Task inputs –
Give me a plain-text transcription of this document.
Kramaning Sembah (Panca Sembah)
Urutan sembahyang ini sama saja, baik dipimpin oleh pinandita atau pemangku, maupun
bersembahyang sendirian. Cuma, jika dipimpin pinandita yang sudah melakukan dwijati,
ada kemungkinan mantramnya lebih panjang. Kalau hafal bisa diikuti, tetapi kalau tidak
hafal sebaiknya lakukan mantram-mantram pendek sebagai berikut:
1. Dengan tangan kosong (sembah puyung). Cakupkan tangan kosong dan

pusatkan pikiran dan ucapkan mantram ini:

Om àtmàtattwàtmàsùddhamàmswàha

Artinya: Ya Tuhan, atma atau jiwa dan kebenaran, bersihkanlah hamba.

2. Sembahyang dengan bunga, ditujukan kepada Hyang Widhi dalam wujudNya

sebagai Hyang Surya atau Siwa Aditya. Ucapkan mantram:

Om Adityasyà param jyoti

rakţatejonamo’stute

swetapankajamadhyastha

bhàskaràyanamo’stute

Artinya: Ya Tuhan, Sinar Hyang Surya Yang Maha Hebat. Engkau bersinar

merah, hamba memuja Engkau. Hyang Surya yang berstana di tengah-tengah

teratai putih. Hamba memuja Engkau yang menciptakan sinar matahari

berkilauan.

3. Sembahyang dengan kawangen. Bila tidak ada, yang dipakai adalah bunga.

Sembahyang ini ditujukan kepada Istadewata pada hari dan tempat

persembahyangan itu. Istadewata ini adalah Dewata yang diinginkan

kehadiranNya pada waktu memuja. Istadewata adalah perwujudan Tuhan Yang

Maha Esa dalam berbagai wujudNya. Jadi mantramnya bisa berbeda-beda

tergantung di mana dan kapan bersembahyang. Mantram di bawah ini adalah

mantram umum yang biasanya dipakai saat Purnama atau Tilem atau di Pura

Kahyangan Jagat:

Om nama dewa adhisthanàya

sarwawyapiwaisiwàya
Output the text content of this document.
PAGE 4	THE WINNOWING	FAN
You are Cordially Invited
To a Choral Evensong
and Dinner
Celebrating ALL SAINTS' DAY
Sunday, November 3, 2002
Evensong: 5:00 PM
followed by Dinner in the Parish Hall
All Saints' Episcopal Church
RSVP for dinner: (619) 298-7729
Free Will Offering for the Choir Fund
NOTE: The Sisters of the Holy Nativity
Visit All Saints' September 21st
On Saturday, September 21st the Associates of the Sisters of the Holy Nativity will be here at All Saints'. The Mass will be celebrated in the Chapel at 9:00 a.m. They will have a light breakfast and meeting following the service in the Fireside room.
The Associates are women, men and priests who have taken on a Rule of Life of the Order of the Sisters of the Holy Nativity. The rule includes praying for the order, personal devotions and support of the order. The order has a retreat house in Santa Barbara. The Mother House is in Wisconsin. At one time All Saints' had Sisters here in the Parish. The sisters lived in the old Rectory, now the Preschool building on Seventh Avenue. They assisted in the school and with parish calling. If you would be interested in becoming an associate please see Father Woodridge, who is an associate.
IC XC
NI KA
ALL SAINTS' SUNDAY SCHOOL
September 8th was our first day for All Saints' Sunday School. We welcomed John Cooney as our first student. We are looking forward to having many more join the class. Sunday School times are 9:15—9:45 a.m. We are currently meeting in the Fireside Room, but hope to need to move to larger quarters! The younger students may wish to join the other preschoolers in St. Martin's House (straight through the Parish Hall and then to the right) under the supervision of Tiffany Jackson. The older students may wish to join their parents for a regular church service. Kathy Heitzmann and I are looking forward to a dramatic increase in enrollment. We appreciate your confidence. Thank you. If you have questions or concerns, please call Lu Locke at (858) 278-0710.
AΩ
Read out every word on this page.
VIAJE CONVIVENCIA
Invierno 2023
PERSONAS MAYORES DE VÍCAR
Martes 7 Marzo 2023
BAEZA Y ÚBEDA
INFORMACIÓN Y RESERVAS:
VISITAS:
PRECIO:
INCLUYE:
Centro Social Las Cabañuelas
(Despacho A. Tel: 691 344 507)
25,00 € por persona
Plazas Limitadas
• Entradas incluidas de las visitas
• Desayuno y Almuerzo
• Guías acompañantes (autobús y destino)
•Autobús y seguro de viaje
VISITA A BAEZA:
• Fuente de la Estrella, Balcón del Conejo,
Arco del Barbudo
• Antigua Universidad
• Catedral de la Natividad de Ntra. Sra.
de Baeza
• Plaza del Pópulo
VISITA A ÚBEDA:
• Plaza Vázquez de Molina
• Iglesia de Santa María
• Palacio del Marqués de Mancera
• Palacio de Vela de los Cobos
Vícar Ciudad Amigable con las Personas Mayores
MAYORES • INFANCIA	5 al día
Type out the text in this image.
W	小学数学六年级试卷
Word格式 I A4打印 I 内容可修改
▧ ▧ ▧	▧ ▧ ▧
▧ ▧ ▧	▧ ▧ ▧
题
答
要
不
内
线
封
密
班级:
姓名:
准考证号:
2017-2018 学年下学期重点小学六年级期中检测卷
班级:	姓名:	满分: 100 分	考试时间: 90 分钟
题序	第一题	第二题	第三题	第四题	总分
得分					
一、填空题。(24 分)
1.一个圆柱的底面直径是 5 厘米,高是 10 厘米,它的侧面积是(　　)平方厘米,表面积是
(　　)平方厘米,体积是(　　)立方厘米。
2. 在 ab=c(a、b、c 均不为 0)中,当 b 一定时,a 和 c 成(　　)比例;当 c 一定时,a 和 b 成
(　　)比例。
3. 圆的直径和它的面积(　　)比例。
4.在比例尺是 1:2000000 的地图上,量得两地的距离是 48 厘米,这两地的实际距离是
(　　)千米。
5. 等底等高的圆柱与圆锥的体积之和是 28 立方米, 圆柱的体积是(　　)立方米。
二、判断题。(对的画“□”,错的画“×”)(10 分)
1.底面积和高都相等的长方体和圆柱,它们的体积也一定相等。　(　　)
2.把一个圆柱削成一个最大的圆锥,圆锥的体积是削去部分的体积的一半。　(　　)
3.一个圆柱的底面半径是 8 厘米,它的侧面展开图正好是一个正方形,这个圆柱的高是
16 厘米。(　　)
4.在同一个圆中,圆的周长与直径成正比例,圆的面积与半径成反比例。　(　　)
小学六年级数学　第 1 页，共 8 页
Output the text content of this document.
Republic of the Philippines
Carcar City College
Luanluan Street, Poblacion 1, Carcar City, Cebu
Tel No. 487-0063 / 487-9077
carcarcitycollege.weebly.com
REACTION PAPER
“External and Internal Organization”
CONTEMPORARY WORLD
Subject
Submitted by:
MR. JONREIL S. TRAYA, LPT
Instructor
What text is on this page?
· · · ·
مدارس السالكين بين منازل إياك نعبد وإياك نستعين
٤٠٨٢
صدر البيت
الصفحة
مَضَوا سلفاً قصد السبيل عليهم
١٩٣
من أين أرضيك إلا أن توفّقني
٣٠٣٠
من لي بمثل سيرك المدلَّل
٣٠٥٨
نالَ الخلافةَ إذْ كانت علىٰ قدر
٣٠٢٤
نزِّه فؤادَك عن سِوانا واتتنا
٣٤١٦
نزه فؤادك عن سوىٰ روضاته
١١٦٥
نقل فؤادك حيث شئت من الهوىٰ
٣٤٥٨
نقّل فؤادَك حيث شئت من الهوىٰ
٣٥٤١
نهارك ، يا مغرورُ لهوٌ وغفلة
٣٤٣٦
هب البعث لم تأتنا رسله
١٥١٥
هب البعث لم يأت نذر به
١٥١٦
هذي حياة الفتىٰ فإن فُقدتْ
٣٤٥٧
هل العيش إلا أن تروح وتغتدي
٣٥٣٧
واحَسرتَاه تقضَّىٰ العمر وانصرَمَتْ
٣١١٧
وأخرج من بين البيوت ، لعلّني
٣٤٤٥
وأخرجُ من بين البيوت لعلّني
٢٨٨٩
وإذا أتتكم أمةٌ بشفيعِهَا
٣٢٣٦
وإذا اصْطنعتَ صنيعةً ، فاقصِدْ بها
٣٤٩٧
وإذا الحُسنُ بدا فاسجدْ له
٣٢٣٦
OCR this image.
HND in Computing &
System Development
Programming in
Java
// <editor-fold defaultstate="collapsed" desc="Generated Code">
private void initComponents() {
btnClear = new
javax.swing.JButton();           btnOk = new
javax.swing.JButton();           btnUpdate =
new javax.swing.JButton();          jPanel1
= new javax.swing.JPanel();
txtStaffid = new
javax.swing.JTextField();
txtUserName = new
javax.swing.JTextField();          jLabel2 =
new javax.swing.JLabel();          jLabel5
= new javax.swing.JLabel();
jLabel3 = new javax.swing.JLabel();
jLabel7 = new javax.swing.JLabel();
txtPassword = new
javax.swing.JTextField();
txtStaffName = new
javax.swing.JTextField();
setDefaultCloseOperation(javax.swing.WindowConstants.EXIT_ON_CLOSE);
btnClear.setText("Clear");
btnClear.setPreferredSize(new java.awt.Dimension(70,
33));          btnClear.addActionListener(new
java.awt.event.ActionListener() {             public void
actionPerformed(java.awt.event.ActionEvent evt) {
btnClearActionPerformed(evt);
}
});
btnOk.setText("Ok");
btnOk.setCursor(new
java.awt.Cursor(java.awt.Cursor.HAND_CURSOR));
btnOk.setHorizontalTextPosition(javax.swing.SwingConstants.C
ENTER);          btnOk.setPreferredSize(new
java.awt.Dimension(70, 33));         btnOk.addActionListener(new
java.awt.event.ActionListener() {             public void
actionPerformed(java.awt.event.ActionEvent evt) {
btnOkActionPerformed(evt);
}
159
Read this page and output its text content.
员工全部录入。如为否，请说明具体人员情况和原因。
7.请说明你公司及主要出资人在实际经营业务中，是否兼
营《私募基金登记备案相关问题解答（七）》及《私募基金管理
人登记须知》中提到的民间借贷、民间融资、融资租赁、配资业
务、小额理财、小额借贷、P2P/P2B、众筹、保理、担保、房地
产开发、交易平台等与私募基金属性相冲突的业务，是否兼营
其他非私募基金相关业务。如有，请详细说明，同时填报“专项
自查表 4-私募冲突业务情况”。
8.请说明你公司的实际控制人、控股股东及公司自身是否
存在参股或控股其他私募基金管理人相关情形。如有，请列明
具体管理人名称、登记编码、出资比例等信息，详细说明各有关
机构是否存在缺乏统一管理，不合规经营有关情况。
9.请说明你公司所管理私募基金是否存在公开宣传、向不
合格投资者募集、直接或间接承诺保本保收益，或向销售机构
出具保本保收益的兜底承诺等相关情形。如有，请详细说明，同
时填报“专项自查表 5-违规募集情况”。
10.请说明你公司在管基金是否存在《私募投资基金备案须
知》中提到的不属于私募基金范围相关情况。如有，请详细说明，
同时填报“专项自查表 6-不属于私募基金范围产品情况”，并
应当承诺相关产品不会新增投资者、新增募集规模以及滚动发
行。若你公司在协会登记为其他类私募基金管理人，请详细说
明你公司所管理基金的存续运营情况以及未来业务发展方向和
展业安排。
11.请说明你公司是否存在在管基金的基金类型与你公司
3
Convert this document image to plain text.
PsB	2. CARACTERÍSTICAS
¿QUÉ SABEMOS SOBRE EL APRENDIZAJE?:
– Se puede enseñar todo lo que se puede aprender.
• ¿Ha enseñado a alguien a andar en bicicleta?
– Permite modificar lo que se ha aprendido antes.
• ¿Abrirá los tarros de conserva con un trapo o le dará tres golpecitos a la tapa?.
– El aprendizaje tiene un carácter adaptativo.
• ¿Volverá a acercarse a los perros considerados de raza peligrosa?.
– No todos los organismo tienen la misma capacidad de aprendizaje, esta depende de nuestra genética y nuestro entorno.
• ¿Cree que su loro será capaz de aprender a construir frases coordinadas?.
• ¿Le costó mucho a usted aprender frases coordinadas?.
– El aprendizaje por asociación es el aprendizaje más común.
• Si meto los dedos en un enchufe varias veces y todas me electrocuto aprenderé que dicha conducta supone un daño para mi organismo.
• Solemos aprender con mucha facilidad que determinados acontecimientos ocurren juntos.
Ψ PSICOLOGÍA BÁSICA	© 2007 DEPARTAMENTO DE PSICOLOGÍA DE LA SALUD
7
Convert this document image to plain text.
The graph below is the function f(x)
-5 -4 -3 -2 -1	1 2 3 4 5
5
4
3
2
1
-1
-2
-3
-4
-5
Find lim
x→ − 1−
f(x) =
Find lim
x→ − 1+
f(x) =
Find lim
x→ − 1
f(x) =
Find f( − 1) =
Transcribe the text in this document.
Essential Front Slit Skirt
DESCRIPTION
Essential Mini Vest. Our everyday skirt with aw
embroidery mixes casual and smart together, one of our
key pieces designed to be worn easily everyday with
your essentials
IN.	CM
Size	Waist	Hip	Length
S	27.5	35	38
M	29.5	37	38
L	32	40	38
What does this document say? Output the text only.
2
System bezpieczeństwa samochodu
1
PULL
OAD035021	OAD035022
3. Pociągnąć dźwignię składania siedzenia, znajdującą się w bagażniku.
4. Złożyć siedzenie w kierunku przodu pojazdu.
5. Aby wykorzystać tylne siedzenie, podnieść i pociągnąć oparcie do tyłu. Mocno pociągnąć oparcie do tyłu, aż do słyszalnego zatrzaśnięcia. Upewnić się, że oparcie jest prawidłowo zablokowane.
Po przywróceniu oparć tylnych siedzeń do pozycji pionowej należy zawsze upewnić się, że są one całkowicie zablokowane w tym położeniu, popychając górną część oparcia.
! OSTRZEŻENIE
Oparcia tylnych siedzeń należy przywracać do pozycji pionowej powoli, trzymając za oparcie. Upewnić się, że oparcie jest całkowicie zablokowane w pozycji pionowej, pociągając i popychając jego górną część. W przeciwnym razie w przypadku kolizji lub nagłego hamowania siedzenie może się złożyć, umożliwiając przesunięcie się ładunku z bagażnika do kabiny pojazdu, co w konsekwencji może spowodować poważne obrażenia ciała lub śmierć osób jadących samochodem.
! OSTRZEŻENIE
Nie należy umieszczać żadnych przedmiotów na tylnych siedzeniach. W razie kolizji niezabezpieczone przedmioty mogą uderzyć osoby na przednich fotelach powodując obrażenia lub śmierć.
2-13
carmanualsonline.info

Exercise – Among the lines of the data, identify those with the word "atau". Copy each of them.

Task answer –
Urutan sembahyang ini sama saja, baik dipimpin oleh pinandita atau pemangku, maupun
Artinya: Ya Tuhan, atma atau jiwa dan kebenaran, bersihkanlah hamba.
sebagai Hyang Surya atau Siwa Aditya. Ucapkan mantram:
mantram umum yang biasanya dipakai saat Purnama atau Tilem atau di Pura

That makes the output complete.